=== RECORD LIST ===
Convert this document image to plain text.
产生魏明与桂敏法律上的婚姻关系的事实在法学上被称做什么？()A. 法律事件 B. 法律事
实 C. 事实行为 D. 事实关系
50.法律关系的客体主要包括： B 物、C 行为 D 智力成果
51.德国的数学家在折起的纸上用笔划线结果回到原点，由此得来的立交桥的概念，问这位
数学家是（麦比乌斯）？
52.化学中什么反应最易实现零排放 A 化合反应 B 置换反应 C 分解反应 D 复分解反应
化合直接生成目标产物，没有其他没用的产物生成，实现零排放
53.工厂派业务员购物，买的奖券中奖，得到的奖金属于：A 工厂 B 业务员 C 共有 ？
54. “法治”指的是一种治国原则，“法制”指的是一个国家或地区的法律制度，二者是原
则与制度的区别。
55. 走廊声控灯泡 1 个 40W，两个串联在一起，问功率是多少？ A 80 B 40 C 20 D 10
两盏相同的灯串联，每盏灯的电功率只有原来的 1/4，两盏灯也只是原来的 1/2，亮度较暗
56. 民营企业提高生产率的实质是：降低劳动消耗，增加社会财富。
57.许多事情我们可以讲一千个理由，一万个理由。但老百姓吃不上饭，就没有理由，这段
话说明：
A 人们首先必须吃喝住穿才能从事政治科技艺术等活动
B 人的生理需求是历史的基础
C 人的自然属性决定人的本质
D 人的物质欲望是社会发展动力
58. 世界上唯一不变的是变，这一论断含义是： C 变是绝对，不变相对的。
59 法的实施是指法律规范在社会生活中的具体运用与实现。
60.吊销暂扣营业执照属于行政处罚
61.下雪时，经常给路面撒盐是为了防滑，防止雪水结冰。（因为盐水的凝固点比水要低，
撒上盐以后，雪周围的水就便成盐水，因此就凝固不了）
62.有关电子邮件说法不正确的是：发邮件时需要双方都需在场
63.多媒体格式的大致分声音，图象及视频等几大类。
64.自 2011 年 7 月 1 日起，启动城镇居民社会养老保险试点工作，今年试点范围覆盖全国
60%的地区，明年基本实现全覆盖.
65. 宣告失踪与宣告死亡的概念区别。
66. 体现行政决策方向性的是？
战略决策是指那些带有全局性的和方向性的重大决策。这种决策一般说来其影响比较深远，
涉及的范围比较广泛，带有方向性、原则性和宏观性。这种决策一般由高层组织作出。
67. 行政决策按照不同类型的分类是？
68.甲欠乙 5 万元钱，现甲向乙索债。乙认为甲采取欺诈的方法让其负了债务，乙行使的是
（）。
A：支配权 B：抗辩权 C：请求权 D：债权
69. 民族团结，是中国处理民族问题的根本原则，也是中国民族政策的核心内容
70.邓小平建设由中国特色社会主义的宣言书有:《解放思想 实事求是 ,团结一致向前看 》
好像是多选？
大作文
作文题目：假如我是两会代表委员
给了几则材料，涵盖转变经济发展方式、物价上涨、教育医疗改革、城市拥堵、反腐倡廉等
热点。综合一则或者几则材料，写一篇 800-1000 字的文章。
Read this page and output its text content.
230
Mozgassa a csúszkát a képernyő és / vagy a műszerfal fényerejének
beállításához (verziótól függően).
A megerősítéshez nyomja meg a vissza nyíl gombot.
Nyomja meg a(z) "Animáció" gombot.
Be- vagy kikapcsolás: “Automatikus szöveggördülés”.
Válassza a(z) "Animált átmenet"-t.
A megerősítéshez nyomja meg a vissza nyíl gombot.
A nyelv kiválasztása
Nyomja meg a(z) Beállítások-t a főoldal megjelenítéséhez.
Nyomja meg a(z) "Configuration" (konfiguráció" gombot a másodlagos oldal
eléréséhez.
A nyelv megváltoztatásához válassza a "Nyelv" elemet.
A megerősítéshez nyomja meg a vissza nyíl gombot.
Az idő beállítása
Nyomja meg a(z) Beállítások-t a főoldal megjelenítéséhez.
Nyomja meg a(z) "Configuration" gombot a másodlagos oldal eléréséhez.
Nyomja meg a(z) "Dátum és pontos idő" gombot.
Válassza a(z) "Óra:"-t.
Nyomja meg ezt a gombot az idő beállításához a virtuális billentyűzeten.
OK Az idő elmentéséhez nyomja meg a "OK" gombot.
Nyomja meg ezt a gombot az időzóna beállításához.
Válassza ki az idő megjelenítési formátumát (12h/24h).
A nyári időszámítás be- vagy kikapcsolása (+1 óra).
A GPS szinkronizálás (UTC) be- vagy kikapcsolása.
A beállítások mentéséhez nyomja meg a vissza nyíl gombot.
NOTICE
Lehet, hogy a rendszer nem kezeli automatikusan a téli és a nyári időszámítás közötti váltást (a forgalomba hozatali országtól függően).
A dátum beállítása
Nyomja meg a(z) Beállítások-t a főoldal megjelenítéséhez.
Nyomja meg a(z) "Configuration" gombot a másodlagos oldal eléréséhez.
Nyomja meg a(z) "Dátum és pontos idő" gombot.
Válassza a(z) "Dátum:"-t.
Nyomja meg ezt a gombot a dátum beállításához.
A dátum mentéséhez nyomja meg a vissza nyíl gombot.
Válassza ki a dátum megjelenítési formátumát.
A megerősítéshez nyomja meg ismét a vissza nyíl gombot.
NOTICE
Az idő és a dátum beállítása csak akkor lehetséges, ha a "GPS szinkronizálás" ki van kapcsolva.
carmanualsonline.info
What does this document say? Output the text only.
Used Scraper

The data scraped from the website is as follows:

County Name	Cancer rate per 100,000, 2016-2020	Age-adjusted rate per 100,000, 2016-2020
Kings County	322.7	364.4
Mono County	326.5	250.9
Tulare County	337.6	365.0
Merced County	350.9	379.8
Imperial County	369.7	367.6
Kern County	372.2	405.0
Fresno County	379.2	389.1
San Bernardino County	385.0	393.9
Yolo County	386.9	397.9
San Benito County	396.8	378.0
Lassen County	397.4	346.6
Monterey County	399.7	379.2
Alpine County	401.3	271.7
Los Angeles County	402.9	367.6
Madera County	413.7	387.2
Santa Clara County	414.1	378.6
===
Restate the listing in full, word for word.

Convert this document image to plain text.
产生魏明与桂敏法律上的婚姻关系的事实在法学上被称做什么？()A. 法律事件 B. 法律事
实 C. 事实行为 D. 事实关系
50.法律关系的客体主要包括： B 物、C 行为 D 智力成果
51.德国的数学家在折起的纸上用笔划线结果回到原点，由此得来的立交桥的概念，问这位
数学家是（麦比乌斯）？
52.化学中什么反应最易实现零排放 A 化合反应 B 置换反应 C 分解反应 D 复分解反应
化合直接生成目标产物，没有其他没用的产物生成，实现零排放
53.工厂派业务员购物，买的奖券中奖，得到的奖金属于：A 工厂 B 业务员 C 共有 ？
54. “法治”指的是一种治国原则，“法制”指的是一个国家或地区的法律制度，二者是原
则与制度的区别。
55. 走廊声控灯泡 1 个 40W，两个串联在一起，问功率是多少？ A 80 B 40 C 20 D 10
两盏相同的灯串联，每盏灯的电功率只有原来的 1/4，两盏灯也只是原来的 1/2，亮度较暗
56. 民营企业提高生产率的实质是：降低劳动消耗，增加社会财富。
57.许多事情我们可以讲一千个理由，一万个理由。但老百姓吃不上饭，就没有理由，这段
话说明：
A 人们首先必须吃喝住穿才能从事政治科技艺术等活动
B 人的生理需求是历史的基础
C 人的自然属性决定人的本质
D 人的物质欲望是社会发展动力
58. 世界上唯一不变的是变，这一论断含义是： C 变是绝对，不变相对的。
59 法的实施是指法律规范在社会生活中的具体运用与实现。
60.吊销暂扣营业执照属于行政处罚
61.下雪时，经常给路面撒盐是为了防滑，防止雪水结冰。（因为盐水的凝固点比水要低，
撒上盐以后，雪周围的水就便成盐水，因此就凝固不了）
62.有关电子邮件说法不正确的是：发邮件时需要双方都需在场
63.多媒体格式的大致分声音，图象及视频等几大类。
64.自 2011 年 7 月 1 日起，启动城镇居民社会养老保险试点工作，今年试点范围覆盖全国
60%的地区，明年基本实现全覆盖.
65. 宣告失踪与宣告死亡的概念区别。
66. 体现行政决策方向性的是？
战略决策是指那些带有全局性的和方向性的重大决策。这种决策一般说来其影响比较深远，
涉及的范围比较广泛，带有方向性、原则性和宏观性。这种决策一般由高层组织作出。
67. 行政决策按照不同类型的分类是？
68.甲欠乙 5 万元钱，现甲向乙索债。乙认为甲采取欺诈的方法让其负了债务，乙行使的是
（）。
A：支配权 B：抗辩权 C：请求权 D：债权
69. 民族团结，是中国处理民族问题的根本原则，也是中国民族政策的核心内容
70.邓小平建设由中国特色社会主义的宣言书有:《解放思想 实事求是 ,团结一致向前看 》
好像是多选？
大作文
作文题目：假如我是两会代表委员
给了几则材料，涵盖转变经济发展方式、物价上涨、教育医疗改革、城市拥堵、反腐倡廉等
热点。综合一则或者几则材料，写一篇 800-1000 字的文章。
Read this page and output its text content.
230
Mozgassa a csúszkát a képernyő és / vagy a műszerfal fényerejének
beállításához (verziótól függően).
A megerősítéshez nyomja meg a vissza nyíl gombot.
Nyomja meg a(z) "Animáció" gombot.
Be- vagy kikapcsolás: “Automatikus szöveggördülés”.
Válassza a(z) "Animált átmenet"-t.
A megerősítéshez nyomja meg a vissza nyíl gombot.
A nyelv kiválasztása
Nyomja meg a(z) Beállítások-t a főoldal megjelenítéséhez.
Nyomja meg a(z) "Configuration" (konfiguráció" gombot a másodlagos oldal
eléréséhez.
A nyelv megváltoztatásához válassza a "Nyelv" elemet.
A megerősítéshez nyomja meg a vissza nyíl gombot.
Az idő beállítása
Nyomja meg a(z) Beállítások-t a főoldal megjelenítéséhez.
Nyomja meg a(z) "Configuration" gombot a másodlagos oldal eléréséhez.
Nyomja meg a(z) "Dátum és pontos idő" gombot.
Válassza a(z) "Óra:"-t.
Nyomja meg ezt a gombot az idő beállításához a virtuális billentyűzeten.
OK Az idő elmentéséhez nyomja meg a "OK" gombot.
Nyomja meg ezt a gombot az időzóna beállításához.
Válassza ki az idő megjelenítési formátumát (12h/24h).
A nyári időszámítás be- vagy kikapcsolása (+1 óra).
A GPS szinkronizálás (UTC) be- vagy kikapcsolása.
A beállítások mentéséhez nyomja meg a vissza nyíl gombot.
NOTICE
Lehet, hogy a rendszer nem kezeli automatikusan a téli és a nyári időszámítás közötti váltást (a forgalomba hozatali országtól függően).
A dátum beállítása
Nyomja meg a(z) Beállítások-t a főoldal megjelenítéséhez.
Nyomja meg a(z) "Configuration" gombot a másodlagos oldal eléréséhez.
Nyomja meg a(z) "Dátum és pontos idő" gombot.
Válassza a(z) "Dátum:"-t.
Nyomja meg ezt a gombot a dátum beállításához.
A dátum mentéséhez nyomja meg a vissza nyíl gombot.
Válassza ki a dátum megjelenítési formátumát.
A megerősítéshez nyomja meg ismét a vissza nyíl gombot.
NOTICE
Az idő és a dátum beállítása csak akkor lehetséges, ha a "GPS szinkronizálás" ki van kapcsolva.
carmanualsonline.info
What does this document say? Output the text only.
Used Scraper

The data scraped from the website is as follows:

County Name	Cancer rate per 100,000, 2016-2020	Age-adjusted rate per 100,000, 2016-2020
Kings County	322.7	364.4
Mono County	326.5	250.9
Tulare County	337.6	365.0
Merced County	350.9	379.8
Imperial County	369.7	367.6
Kern County	372.2	405.0
Fresno County	379.2	389.1
San Bernardino County	385.0	393.9
Yolo County	386.9	397.9
San Benito County	396.8	378.0
Lassen County	397.4	346.6
Monterey County	399.7	379.2
Alpine County	401.3	271.7
Los Angeles County	402.9	367.6
Madera County	413.7	387.2
Santa Clara County	414.1	378.6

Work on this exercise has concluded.